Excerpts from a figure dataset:
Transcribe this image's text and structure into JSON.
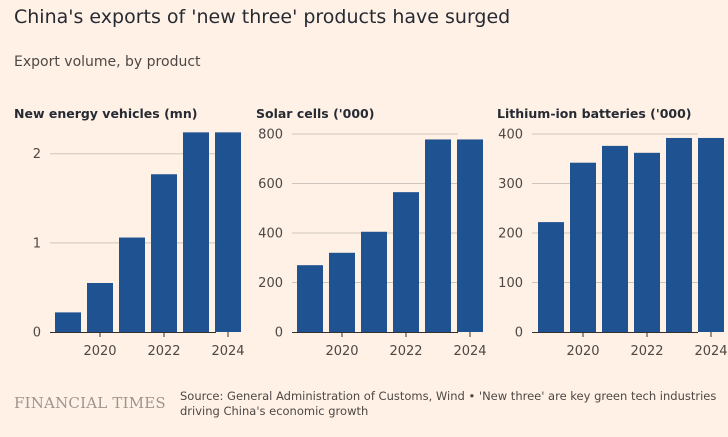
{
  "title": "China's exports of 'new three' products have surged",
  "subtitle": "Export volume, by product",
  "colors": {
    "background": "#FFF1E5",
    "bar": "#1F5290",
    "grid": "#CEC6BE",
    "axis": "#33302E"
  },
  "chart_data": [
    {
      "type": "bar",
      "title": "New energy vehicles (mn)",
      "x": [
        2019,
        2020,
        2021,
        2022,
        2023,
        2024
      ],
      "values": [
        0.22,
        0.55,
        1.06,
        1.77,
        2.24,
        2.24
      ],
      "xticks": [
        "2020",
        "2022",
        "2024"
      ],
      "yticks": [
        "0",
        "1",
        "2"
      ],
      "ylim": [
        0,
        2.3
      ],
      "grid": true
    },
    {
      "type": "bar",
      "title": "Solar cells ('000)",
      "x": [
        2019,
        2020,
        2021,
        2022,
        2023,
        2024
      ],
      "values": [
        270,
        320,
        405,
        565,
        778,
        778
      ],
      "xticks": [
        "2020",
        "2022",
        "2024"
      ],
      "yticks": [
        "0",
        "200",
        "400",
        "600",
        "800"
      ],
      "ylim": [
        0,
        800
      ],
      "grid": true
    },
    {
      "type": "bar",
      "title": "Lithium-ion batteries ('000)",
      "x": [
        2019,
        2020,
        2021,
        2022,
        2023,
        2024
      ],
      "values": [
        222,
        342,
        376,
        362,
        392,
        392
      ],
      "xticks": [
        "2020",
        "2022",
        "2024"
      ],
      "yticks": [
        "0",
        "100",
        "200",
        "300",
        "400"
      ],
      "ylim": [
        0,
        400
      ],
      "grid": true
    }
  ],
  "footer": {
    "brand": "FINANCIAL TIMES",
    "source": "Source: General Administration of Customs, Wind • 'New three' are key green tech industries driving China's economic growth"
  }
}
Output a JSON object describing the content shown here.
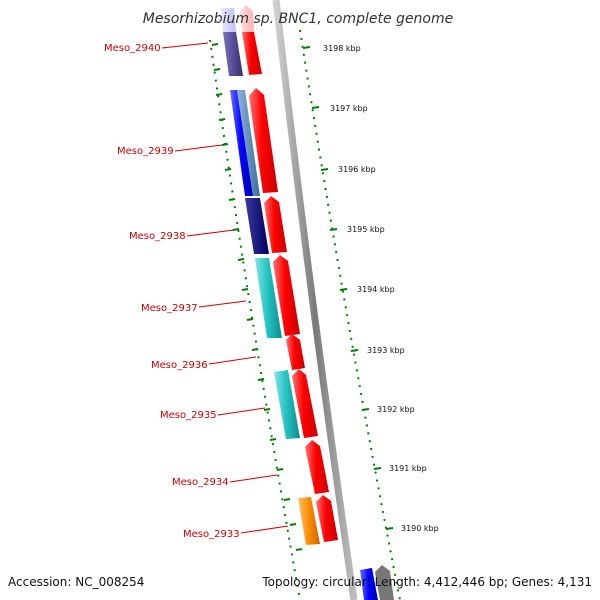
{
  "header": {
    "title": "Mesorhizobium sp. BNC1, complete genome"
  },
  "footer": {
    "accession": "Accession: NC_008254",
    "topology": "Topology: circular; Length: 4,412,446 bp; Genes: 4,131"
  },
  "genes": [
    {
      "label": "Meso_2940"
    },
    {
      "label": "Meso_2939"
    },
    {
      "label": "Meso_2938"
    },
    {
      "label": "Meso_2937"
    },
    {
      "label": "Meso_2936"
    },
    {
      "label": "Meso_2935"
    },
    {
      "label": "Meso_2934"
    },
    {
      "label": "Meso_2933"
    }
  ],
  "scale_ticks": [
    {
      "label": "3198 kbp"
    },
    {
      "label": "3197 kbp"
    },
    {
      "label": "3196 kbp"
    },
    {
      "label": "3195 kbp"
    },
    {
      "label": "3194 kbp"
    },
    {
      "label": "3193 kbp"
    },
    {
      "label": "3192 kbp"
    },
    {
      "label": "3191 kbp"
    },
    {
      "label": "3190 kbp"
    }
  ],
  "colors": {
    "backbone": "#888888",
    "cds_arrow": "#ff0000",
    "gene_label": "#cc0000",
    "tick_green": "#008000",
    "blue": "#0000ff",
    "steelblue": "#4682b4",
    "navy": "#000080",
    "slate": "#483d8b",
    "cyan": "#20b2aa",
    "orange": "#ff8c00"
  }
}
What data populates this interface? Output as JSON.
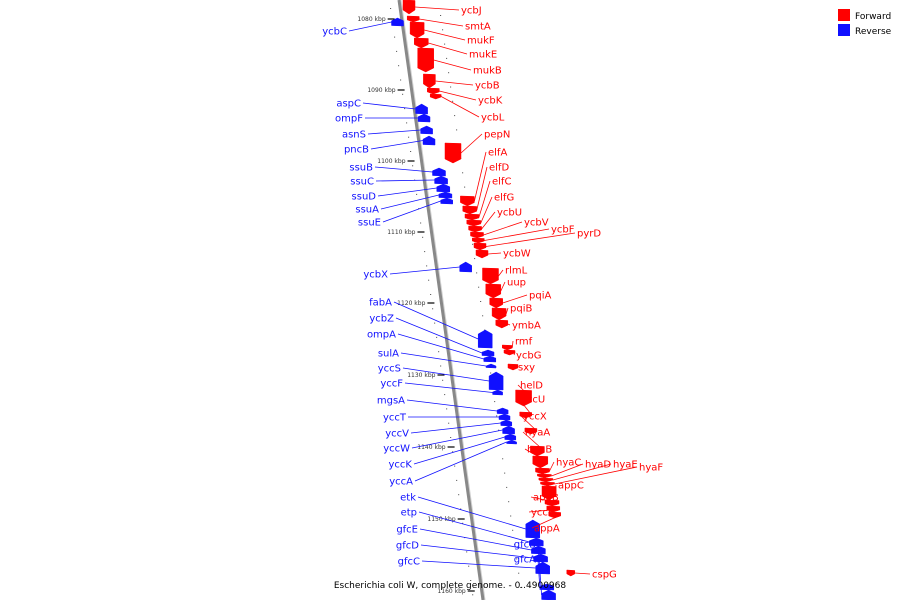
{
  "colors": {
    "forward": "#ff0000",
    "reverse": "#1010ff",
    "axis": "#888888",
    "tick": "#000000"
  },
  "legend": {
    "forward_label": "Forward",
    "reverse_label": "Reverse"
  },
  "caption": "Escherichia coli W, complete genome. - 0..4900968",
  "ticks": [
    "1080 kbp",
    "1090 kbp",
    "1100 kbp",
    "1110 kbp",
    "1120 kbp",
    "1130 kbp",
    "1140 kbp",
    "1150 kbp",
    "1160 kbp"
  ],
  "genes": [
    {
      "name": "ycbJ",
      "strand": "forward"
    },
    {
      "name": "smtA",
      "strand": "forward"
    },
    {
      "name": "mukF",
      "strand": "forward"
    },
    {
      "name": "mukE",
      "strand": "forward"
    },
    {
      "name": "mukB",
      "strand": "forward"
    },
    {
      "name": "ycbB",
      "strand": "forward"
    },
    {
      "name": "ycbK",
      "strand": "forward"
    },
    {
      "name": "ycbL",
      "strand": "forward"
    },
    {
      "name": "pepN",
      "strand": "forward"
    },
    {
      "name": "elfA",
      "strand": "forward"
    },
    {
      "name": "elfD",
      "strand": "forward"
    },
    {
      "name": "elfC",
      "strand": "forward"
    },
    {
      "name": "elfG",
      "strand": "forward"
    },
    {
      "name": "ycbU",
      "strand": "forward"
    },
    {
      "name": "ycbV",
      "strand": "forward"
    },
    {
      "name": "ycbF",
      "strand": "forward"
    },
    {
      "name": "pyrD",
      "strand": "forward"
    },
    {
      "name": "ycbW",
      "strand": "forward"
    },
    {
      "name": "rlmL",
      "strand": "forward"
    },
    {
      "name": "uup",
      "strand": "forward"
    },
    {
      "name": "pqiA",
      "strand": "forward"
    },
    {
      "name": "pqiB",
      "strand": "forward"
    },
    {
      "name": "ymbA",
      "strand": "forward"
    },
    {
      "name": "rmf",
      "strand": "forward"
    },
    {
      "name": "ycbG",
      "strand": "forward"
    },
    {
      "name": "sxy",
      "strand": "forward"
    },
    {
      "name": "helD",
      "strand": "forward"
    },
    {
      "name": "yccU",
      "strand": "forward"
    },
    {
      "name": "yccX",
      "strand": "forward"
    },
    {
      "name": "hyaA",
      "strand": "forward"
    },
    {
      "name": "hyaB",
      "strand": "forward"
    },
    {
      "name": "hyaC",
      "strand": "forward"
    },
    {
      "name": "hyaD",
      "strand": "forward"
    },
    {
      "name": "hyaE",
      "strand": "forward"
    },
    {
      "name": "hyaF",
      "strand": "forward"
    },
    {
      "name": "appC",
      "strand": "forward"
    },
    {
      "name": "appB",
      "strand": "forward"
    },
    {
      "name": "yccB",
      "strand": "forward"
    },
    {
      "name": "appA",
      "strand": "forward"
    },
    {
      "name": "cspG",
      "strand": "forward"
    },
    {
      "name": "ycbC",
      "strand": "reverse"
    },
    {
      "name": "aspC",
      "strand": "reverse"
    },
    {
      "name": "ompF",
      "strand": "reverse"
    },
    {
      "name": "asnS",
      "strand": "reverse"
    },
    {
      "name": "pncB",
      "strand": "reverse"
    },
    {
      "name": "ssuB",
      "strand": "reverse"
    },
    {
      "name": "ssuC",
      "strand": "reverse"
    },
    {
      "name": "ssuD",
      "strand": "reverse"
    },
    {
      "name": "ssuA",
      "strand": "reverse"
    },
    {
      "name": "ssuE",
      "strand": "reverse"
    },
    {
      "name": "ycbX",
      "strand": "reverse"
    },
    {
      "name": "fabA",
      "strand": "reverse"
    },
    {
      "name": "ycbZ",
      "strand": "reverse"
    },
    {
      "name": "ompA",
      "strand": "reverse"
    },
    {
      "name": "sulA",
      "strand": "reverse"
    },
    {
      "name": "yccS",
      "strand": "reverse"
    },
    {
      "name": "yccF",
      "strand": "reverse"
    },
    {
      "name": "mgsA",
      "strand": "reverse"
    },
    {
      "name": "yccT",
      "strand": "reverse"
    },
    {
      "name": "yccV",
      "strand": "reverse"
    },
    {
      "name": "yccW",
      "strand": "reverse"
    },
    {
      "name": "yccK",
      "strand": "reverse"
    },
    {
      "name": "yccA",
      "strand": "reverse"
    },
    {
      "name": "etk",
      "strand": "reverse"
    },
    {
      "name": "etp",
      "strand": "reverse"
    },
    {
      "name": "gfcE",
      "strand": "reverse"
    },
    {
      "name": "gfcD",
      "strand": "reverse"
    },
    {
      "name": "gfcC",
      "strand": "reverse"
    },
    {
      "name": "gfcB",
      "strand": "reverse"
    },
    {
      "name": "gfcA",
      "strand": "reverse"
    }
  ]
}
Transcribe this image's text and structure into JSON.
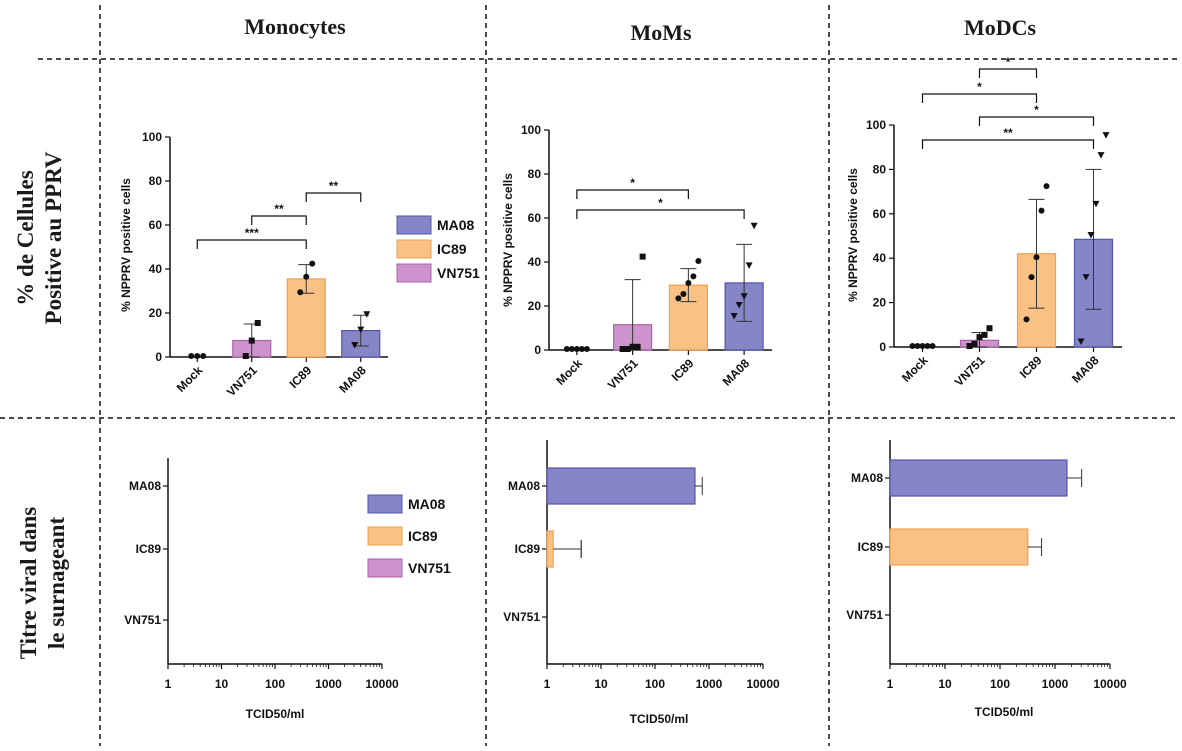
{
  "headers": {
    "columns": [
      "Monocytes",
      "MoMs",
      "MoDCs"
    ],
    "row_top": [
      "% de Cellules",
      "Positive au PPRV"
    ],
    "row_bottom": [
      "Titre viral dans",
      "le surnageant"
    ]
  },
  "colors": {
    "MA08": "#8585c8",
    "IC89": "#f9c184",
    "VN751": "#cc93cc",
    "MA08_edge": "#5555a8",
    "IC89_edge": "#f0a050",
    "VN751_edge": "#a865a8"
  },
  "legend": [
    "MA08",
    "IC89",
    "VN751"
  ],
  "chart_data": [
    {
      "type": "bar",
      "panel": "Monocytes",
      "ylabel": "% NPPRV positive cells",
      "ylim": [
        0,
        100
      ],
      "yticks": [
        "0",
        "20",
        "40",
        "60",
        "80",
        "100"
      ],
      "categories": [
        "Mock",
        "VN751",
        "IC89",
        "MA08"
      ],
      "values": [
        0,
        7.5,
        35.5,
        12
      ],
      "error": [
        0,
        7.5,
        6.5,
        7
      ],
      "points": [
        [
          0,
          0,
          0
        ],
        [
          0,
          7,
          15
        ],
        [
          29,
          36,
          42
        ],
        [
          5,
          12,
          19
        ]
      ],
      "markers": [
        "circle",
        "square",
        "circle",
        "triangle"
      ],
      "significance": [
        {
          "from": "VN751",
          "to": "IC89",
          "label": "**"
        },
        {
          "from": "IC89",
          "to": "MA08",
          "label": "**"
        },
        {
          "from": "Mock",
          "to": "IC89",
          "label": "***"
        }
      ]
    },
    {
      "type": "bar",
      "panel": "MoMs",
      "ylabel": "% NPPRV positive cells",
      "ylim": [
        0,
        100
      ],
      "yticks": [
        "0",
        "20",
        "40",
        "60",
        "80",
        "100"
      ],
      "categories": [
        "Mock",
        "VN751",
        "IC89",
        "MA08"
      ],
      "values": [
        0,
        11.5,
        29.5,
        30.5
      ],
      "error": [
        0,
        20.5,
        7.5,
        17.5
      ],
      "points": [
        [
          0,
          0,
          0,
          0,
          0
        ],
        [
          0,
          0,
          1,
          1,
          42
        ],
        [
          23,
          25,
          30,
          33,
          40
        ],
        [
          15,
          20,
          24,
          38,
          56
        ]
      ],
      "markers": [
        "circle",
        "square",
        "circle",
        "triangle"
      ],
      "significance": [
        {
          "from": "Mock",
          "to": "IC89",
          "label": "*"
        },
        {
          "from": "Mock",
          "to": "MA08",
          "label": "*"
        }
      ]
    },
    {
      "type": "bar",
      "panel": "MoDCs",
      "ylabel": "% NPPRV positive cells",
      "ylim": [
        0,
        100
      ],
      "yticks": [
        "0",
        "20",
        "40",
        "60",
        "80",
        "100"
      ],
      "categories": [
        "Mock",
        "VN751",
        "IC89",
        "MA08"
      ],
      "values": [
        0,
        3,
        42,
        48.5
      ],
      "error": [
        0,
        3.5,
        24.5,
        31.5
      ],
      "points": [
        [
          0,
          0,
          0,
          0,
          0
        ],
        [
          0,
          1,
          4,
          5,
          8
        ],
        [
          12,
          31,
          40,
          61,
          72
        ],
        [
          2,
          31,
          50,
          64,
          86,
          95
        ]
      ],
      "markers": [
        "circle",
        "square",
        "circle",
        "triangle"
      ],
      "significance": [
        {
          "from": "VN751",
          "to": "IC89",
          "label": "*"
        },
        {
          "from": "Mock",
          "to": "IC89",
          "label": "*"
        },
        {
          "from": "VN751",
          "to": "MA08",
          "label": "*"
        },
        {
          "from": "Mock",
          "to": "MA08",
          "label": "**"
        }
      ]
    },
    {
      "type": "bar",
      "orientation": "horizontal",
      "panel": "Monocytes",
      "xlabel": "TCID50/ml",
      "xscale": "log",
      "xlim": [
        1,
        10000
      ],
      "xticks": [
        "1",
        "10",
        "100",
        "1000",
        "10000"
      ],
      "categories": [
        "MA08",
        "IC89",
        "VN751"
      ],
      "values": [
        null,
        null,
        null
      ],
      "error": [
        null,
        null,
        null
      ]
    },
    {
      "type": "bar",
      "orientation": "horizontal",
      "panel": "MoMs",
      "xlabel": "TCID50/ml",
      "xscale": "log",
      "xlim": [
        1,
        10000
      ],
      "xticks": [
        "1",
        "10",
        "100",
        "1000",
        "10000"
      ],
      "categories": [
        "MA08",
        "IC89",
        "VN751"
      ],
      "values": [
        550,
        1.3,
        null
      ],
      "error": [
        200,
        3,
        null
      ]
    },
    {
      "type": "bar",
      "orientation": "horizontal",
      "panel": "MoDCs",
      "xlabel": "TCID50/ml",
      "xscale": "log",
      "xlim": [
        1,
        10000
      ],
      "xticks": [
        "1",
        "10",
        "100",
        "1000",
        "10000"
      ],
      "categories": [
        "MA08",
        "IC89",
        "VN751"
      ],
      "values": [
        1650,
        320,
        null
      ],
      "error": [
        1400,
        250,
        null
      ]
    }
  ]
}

Instructions to follow: One figure is all that is needed: the number of lines above in which the word "genome" appears.

Your solution: 2